▶ **Source records**:
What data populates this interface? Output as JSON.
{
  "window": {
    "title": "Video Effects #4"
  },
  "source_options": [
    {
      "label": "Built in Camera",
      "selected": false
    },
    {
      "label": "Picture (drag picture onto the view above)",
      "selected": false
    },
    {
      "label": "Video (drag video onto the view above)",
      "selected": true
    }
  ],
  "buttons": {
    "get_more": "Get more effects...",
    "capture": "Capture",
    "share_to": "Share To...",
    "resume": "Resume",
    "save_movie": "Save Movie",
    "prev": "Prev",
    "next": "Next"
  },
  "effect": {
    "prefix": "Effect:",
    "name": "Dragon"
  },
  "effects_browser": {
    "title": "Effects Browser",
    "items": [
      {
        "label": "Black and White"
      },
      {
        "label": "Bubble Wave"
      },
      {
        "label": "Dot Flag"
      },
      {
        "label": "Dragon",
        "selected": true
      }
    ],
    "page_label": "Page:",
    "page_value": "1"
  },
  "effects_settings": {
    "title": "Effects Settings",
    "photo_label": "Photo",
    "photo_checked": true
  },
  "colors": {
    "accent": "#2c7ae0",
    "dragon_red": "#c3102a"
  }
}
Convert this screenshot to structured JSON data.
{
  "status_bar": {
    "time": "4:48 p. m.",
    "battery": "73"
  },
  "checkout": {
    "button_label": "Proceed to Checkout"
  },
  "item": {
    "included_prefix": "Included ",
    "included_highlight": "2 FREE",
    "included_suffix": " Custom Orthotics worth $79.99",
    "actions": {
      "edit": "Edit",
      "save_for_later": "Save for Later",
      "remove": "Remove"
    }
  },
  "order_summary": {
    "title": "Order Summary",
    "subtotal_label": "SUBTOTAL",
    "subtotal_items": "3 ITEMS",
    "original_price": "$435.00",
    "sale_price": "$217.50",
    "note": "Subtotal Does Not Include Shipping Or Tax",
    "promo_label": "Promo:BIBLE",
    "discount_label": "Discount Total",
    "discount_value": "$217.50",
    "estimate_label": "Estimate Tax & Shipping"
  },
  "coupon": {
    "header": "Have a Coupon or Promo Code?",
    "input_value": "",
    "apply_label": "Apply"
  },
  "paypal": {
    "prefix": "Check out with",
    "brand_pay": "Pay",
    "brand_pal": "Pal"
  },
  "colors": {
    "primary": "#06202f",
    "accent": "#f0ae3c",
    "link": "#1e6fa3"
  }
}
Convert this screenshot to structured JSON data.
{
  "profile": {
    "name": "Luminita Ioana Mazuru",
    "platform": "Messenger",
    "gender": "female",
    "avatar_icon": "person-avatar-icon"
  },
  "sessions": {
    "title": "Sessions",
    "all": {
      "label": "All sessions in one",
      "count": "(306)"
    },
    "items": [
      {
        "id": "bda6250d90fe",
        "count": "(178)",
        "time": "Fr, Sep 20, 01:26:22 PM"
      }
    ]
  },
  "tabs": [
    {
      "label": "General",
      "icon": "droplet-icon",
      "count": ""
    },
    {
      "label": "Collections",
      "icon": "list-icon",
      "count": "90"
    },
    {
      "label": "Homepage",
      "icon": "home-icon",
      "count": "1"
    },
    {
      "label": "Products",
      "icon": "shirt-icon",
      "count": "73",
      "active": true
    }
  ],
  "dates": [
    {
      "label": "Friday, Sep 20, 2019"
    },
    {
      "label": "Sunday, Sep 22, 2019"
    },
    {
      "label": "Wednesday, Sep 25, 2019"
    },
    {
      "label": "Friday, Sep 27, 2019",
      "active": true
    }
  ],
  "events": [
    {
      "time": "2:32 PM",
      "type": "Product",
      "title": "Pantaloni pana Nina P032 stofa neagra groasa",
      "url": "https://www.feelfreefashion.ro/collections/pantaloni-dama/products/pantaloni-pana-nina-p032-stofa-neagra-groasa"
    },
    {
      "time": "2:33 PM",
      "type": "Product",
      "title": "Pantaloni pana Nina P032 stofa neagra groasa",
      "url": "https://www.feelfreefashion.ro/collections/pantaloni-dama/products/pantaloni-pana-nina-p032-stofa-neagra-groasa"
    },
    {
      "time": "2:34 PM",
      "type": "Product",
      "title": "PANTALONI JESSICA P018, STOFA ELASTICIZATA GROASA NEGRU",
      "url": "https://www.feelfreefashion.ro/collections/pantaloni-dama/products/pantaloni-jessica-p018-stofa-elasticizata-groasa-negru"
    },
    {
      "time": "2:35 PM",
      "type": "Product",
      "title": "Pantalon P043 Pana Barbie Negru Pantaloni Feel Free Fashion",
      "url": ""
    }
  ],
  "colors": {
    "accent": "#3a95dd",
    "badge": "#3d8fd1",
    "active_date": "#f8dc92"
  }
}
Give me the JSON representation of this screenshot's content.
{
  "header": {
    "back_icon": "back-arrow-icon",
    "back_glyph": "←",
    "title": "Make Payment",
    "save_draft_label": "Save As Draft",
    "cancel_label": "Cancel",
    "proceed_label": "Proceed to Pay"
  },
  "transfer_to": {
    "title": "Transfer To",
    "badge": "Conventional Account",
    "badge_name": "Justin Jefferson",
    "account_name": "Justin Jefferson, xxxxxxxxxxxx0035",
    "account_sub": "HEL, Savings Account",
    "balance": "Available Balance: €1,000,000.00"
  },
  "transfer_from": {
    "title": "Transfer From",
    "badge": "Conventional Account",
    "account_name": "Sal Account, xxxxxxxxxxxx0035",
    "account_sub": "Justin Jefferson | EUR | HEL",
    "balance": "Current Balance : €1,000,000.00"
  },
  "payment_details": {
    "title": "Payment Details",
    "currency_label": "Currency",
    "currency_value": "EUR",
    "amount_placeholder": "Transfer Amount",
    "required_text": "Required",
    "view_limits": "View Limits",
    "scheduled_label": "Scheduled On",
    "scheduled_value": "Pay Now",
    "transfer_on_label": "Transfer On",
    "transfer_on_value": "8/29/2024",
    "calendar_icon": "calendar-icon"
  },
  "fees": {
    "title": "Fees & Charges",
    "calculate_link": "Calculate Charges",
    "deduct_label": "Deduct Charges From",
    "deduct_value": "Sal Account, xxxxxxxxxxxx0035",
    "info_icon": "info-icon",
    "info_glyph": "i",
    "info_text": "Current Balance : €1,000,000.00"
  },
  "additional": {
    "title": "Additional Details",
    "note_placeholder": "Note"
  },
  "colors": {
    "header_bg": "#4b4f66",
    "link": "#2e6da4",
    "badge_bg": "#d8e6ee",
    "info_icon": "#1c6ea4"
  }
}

▶ **What the exercise asks**:
Return all of the entries word for word.

▶ **Written reply**:
What data populates this interface? Output as JSON.
{
  "window": {
    "title": "Video Effects #4"
  },
  "source_options": [
    {
      "label": "Built in Camera",
      "selected": false
    },
    {
      "label": "Picture (drag picture onto the view above)",
      "selected": false
    },
    {
      "label": "Video (drag video onto the view above)",
      "selected": true
    }
  ],
  "buttons": {
    "get_more": "Get more effects...",
    "capture": "Capture",
    "share_to": "Share To...",
    "resume": "Resume",
    "save_movie": "Save Movie",
    "prev": "Prev",
    "next": "Next"
  },
  "effect": {
    "prefix": "Effect:",
    "name": "Dragon"
  },
  "effects_browser": {
    "title": "Effects Browser",
    "items": [
      {
        "label": "Black and White"
      },
      {
        "label": "Bubble Wave"
      },
      {
        "label": "Dot Flag"
      },
      {
        "label": "Dragon",
        "selected": true
      }
    ],
    "page_label": "Page:",
    "page_value": "1"
  },
  "effects_settings": {
    "title": "Effects Settings",
    "photo_label": "Photo",
    "photo_checked": true
  },
  "colors": {
    "accent": "#2c7ae0",
    "dragon_red": "#c3102a"
  }
}
Convert this screenshot to structured JSON data.
{
  "status_bar": {
    "time": "4:48 p. m.",
    "battery": "73"
  },
  "checkout": {
    "button_label": "Proceed to Checkout"
  },
  "item": {
    "included_prefix": "Included ",
    "included_highlight": "2 FREE",
    "included_suffix": " Custom Orthotics worth $79.99",
    "actions": {
      "edit": "Edit",
      "save_for_later": "Save for Later",
      "remove": "Remove"
    }
  },
  "order_summary": {
    "title": "Order Summary",
    "subtotal_label": "SUBTOTAL",
    "subtotal_items": "3 ITEMS",
    "original_price": "$435.00",
    "sale_price": "$217.50",
    "note": "Subtotal Does Not Include Shipping Or Tax",
    "promo_label": "Promo:BIBLE",
    "discount_label": "Discount Total",
    "discount_value": "$217.50",
    "estimate_label": "Estimate Tax & Shipping"
  },
  "coupon": {
    "header": "Have a Coupon or Promo Code?",
    "input_value": "",
    "apply_label": "Apply"
  },
  "paypal": {
    "prefix": "Check out with",
    "brand_pay": "Pay",
    "brand_pal": "Pal"
  },
  "colors": {
    "primary": "#06202f",
    "accent": "#f0ae3c",
    "link": "#1e6fa3"
  }
}
Convert this screenshot to structured JSON data.
{
  "profile": {
    "name": "Luminita Ioana Mazuru",
    "platform": "Messenger",
    "gender": "female",
    "avatar_icon": "person-avatar-icon"
  },
  "sessions": {
    "title": "Sessions",
    "all": {
      "label": "All sessions in one",
      "count": "(306)"
    },
    "items": [
      {
        "id": "bda6250d90fe",
        "count": "(178)",
        "time": "Fr, Sep 20, 01:26:22 PM"
      }
    ]
  },
  "tabs": [
    {
      "label": "General",
      "icon": "droplet-icon",
      "count": ""
    },
    {
      "label": "Collections",
      "icon": "list-icon",
      "count": "90"
    },
    {
      "label": "Homepage",
      "icon": "home-icon",
      "count": "1"
    },
    {
      "label": "Products",
      "icon": "shirt-icon",
      "count": "73",
      "active": true
    }
  ],
  "dates": [
    {
      "label": "Friday, Sep 20, 2019"
    },
    {
      "label": "Sunday, Sep 22, 2019"
    },
    {
      "label": "Wednesday, Sep 25, 2019"
    },
    {
      "label": "Friday, Sep 27, 2019",
      "active": true
    }
  ],
  "events": [
    {
      "time": "2:32 PM",
      "type": "Product",
      "title": "Pantaloni pana Nina P032 stofa neagra groasa",
      "url": "https://www.feelfreefashion.ro/collections/pantaloni-dama/products/pantaloni-pana-nina-p032-stofa-neagra-groasa"
    },
    {
      "time": "2:33 PM",
      "type": "Product",
      "title": "Pantaloni pana Nina P032 stofa neagra groasa",
      "url": "https://www.feelfreefashion.ro/collections/pantaloni-dama/products/pantaloni-pana-nina-p032-stofa-neagra-groasa"
    },
    {
      "time": "2:34 PM",
      "type": "Product",
      "title": "PANTALONI JESSICA P018, STOFA ELASTICIZATA GROASA NEGRU",
      "url": "https://www.feelfreefashion.ro/collections/pantaloni-dama/products/pantaloni-jessica-p018-stofa-elasticizata-groasa-negru"
    },
    {
      "time": "2:35 PM",
      "type": "Product",
      "title": "Pantalon P043 Pana Barbie Negru Pantaloni Feel Free Fashion",
      "url": ""
    }
  ],
  "colors": {
    "accent": "#3a95dd",
    "badge": "#3d8fd1",
    "active_date": "#f8dc92"
  }
}
Give me the JSON representation of this screenshot's content.
{
  "header": {
    "back_icon": "back-arrow-icon",
    "back_glyph": "←",
    "title": "Make Payment",
    "save_draft_label": "Save As Draft",
    "cancel_label": "Cancel",
    "proceed_label": "Proceed to Pay"
  },
  "transfer_to": {
    "title": "Transfer To",
    "badge": "Conventional Account",
    "badge_name": "Justin Jefferson",
    "account_name": "Justin Jefferson, xxxxxxxxxxxx0035",
    "account_sub": "HEL, Savings Account",
    "balance": "Available Balance: €1,000,000.00"
  },
  "transfer_from": {
    "title": "Transfer From",
    "badge": "Conventional Account",
    "account_name": "Sal Account, xxxxxxxxxxxx0035",
    "account_sub": "Justin Jefferson | EUR | HEL",
    "balance": "Current Balance : €1,000,000.00"
  },
  "payment_details": {
    "title": "Payment Details",
    "currency_label": "Currency",
    "currency_value": "EUR",
    "amount_placeholder": "Transfer Amount",
    "required_text": "Required",
    "view_limits": "View Limits",
    "scheduled_label": "Scheduled On",
    "scheduled_value": "Pay Now",
    "transfer_on_label": "Transfer On",
    "transfer_on_value": "8/29/2024",
    "calendar_icon": "calendar-icon"
  },
  "fees": {
    "title": "Fees & Charges",
    "calculate_link": "Calculate Charges",
    "deduct_label": "Deduct Charges From",
    "deduct_value": "Sal Account, xxxxxxxxxxxx0035",
    "info_icon": "info-icon",
    "info_glyph": "i",
    "info_text": "Current Balance : €1,000,000.00"
  },
  "additional": {
    "title": "Additional Details",
    "note_placeholder": "Note"
  },
  "colors": {
    "header_bg": "#4b4f66",
    "link": "#2e6da4",
    "badge_bg": "#d8e6ee",
    "info_icon": "#1c6ea4"
  }
}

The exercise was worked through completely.